__TEXT SEGMENT__
Skip to main content

Practitioners Guide

MICHAEL B. GOODKIN, MD, FACC

Postural orthostatic tachycardia syndrome (POTS) is a problem of the autonomic nervous system that often manifests with cardiac symptoms. Almost all patients have orthostatic intolerance, the inability to tolerate standing still due to blood pooling in the legs and pelvis. In orthostatic intolerance, the heart rate increases but the blood pressure drops by less than 20 mmHg or actually increases with standing. Symptoms get worse the longer the patient stands. The heart compensates by increasing its rate but cerebral blood flow decreases with resultant lightheadedness and syncope. Patients are extremely fatigued and have brain fog (they can’t think straight). Exercise intolerance, headaches and sleep disturbances are usually present. GI symptoms can be terrible with gastroparesis and bowel hypomotility. One third have Ehlers Danlos syndrome while 10% have mast cell activation syndrome.

__WORK TASK 1__
In the POTS passage, rewrite the stretch from "Postural orthostatic tachycardia" through "cell activation syndrome.", replacing "syncope" with "fainting".
__WORK TASK 2__
Answer these from the POTS passage:
(a) In orthostatic intolerance, the blood pressure drops by less than how many mmHg with standing?
(b) What share of patients have Ehlers Danlos syndrome?
(c) What percentage have mast cell activation syndrome?
You won't need the lines that come after this text.

__LISTED RECORDS__

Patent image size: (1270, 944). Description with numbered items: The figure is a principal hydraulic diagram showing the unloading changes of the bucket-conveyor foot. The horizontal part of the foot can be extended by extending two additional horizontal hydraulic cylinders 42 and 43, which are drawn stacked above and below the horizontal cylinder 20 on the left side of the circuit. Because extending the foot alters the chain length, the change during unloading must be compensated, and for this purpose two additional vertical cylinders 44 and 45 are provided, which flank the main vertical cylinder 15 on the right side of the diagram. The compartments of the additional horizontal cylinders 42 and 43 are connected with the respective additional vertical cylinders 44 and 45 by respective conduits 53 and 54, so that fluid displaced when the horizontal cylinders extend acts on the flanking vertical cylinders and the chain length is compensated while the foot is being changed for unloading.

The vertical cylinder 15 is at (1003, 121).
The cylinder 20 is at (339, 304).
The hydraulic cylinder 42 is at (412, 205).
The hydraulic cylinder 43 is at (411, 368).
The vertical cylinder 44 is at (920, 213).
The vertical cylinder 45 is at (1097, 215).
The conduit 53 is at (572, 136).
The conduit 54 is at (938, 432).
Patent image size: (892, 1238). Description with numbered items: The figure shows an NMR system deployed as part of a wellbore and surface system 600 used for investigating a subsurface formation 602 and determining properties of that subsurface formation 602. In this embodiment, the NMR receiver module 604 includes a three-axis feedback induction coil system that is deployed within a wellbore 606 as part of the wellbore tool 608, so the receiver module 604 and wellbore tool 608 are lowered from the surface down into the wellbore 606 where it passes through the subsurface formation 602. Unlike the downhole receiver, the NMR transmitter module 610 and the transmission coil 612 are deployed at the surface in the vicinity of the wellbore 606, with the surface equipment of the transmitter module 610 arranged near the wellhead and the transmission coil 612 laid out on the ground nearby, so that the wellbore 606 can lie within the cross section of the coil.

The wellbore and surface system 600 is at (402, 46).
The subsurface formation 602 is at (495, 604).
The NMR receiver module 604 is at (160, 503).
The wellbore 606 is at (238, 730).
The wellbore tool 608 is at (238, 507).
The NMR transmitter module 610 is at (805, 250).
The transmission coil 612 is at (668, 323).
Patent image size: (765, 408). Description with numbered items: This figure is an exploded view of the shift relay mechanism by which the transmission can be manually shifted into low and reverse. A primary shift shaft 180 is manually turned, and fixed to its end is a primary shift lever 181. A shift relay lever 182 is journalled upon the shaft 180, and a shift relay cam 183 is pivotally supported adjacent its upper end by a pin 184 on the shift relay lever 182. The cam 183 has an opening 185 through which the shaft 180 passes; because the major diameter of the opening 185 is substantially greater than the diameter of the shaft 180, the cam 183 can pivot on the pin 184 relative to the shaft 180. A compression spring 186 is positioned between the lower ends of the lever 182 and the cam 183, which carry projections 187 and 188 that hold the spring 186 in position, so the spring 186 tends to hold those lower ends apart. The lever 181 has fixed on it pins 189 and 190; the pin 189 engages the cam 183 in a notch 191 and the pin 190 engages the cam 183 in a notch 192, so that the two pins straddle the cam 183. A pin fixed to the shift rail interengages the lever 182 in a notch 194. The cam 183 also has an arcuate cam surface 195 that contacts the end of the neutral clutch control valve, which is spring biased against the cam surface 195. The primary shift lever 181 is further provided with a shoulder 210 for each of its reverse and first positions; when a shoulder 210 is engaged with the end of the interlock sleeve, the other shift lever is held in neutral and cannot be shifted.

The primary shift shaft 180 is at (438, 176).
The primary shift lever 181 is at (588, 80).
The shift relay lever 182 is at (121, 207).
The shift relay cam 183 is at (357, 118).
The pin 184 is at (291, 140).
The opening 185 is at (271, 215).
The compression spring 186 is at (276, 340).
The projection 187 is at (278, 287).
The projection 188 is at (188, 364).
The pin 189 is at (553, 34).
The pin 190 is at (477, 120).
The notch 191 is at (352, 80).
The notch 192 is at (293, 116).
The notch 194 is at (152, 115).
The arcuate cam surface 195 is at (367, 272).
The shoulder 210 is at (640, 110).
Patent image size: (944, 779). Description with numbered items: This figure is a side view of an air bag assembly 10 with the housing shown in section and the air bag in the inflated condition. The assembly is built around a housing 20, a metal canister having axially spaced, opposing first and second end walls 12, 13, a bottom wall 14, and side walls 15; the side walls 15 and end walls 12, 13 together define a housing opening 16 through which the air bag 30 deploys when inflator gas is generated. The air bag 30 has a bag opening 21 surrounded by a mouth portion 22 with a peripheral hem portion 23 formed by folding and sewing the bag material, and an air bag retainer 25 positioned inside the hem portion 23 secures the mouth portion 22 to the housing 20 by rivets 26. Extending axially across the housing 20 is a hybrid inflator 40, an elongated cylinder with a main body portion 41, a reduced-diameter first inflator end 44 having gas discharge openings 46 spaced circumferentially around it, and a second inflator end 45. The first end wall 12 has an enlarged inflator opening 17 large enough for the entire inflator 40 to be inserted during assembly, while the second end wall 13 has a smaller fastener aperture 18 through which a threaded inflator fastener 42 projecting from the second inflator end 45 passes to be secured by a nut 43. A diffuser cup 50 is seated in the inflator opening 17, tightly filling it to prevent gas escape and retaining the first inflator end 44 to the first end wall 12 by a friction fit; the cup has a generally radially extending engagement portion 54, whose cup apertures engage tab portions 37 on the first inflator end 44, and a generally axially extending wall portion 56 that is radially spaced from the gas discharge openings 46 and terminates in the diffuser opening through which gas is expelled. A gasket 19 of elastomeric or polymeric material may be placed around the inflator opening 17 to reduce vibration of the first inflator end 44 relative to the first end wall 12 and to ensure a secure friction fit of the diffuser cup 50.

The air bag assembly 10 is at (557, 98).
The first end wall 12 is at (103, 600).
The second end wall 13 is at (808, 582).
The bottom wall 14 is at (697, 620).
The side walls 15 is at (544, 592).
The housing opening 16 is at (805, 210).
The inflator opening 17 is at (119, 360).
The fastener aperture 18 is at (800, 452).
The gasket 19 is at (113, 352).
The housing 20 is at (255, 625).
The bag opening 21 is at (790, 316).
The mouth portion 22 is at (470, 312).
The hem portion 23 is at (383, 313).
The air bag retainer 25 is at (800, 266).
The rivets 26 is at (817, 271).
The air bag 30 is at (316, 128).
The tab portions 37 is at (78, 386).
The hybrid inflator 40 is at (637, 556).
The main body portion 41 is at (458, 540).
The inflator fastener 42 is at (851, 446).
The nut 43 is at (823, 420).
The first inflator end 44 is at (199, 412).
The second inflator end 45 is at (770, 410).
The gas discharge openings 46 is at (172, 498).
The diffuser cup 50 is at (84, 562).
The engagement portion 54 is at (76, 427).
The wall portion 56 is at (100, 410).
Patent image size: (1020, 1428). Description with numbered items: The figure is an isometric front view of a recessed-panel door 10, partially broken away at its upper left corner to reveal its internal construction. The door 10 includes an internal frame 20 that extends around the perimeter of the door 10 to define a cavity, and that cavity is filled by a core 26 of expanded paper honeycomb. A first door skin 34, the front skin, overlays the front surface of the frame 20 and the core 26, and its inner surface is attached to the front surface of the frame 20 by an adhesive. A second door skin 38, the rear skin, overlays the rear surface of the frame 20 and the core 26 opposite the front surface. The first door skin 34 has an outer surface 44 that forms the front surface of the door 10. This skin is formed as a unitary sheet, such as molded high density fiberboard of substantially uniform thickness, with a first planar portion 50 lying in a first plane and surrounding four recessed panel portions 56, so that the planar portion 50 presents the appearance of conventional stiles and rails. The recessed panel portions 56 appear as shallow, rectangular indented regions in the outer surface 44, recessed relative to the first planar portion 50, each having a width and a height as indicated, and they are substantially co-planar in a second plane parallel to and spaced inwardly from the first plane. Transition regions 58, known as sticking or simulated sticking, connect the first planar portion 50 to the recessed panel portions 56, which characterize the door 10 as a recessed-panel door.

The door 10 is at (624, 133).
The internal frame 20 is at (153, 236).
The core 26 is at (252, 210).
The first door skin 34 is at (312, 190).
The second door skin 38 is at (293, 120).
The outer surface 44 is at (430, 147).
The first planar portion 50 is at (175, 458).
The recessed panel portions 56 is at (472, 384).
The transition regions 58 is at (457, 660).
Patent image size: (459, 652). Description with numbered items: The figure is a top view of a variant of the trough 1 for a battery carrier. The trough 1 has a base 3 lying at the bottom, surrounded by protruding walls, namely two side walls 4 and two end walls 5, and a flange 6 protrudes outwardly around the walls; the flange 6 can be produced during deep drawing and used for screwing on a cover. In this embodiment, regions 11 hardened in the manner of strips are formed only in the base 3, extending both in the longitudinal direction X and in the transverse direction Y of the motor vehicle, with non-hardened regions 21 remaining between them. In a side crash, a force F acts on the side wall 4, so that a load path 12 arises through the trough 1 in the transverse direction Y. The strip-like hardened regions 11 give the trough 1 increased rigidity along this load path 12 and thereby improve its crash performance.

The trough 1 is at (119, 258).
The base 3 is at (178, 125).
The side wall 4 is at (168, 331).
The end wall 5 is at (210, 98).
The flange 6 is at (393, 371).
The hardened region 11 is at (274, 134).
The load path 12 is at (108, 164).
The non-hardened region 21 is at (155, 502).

__EXERCISE RESULT 1__
Postural orthostatic tachycardia syndrome (POTS) is a problem of the autonomic nervous system that often manifests with cardiac symptoms. Almost all patients have orthostatic intolerance, the inability to tolerate standing still due to blood pooling in the legs and pelvis. In orthostatic intolerance, the heart rate increases but the blood pressure drops by less than 20 mmHg or actually increases with standing. Symptoms get worse the longer the patient stands. The heart compensates by increasing its rate but cerebral blood flow decreases with resultant lightheadedness and fainting. Patients are extremely fatigued and have brain fog (they can’t think straight). Exercise intolerance, headaches and sleep disturbances are usually present. GI symptoms can be terrible with gastroparesis and bowel hypomotility. One third have Ehlers Danlos syndrome while 10% have mast cell activation syndrome.

__EXERCISE RESULT 2__
(a) 20 mmHg
(b) One third
(c) 10%